→ **What is being asked**
Collect from the data below each line with "Name".

→ **Listing**
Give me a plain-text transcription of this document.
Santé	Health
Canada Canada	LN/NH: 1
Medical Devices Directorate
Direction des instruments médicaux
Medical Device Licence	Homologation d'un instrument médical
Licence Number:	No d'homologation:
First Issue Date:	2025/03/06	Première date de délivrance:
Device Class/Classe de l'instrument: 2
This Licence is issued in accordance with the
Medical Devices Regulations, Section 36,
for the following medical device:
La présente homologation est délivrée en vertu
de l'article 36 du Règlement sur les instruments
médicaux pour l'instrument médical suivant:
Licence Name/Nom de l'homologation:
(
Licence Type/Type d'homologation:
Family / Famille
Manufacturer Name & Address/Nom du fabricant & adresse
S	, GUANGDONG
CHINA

→ **Exercise answer**
Licence Name/Nom de l'homologation:
Manufacturer Name & Address/Nom du fabricant & adresse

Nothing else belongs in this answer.